── Data records

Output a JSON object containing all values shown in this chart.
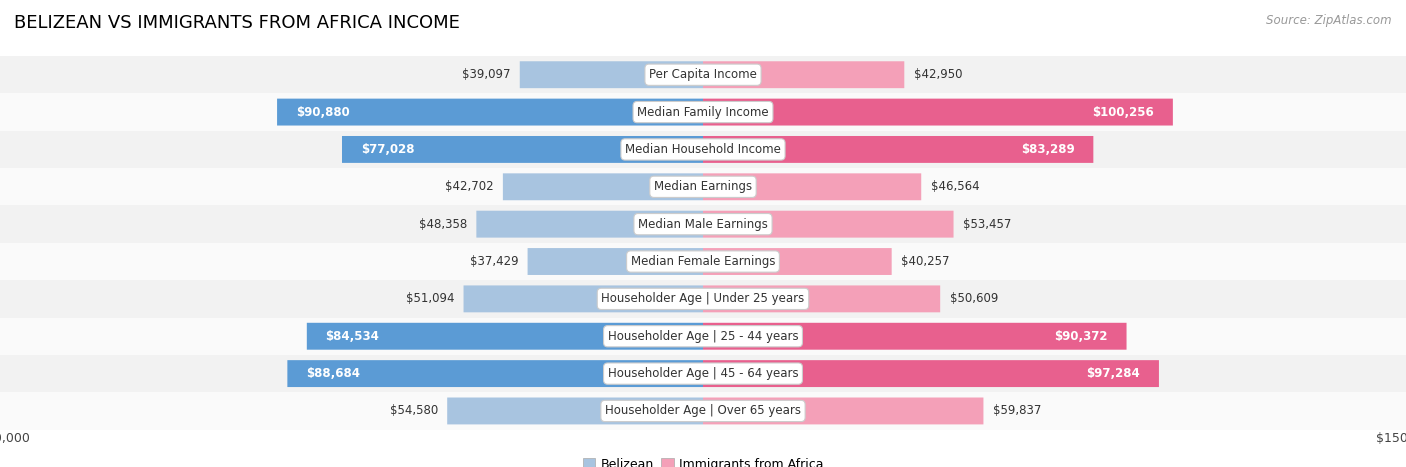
{
  "title": "BELIZEAN VS IMMIGRANTS FROM AFRICA INCOME",
  "source": "Source: ZipAtlas.com",
  "categories": [
    "Per Capita Income",
    "Median Family Income",
    "Median Household Income",
    "Median Earnings",
    "Median Male Earnings",
    "Median Female Earnings",
    "Householder Age | Under 25 years",
    "Householder Age | 25 - 44 years",
    "Householder Age | 45 - 64 years",
    "Householder Age | Over 65 years"
  ],
  "belizean_values": [
    39097,
    90880,
    77028,
    42702,
    48358,
    37429,
    51094,
    84534,
    88684,
    54580
  ],
  "africa_values": [
    42950,
    100256,
    83289,
    46564,
    53457,
    40257,
    50609,
    90372,
    97284,
    59837
  ],
  "belizean_color_light": "#a8c4e0",
  "belizean_color_dark": "#5b9bd5",
  "africa_color_light": "#f4a0b8",
  "africa_color_dark": "#e8608e",
  "max_value": 150000,
  "row_colors": [
    "#f2f2f2",
    "#fafafa"
  ],
  "title_fontsize": 13,
  "axis_label_fontsize": 9,
  "bar_label_fontsize": 8.5,
  "category_fontsize": 8.5,
  "legend_fontsize": 9,
  "source_fontsize": 8.5,
  "bel_dark_threshold": 60000,
  "afr_dark_threshold": 65000
}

────

Find out how many lines in the listing contain the string "years". Give the number alone.

4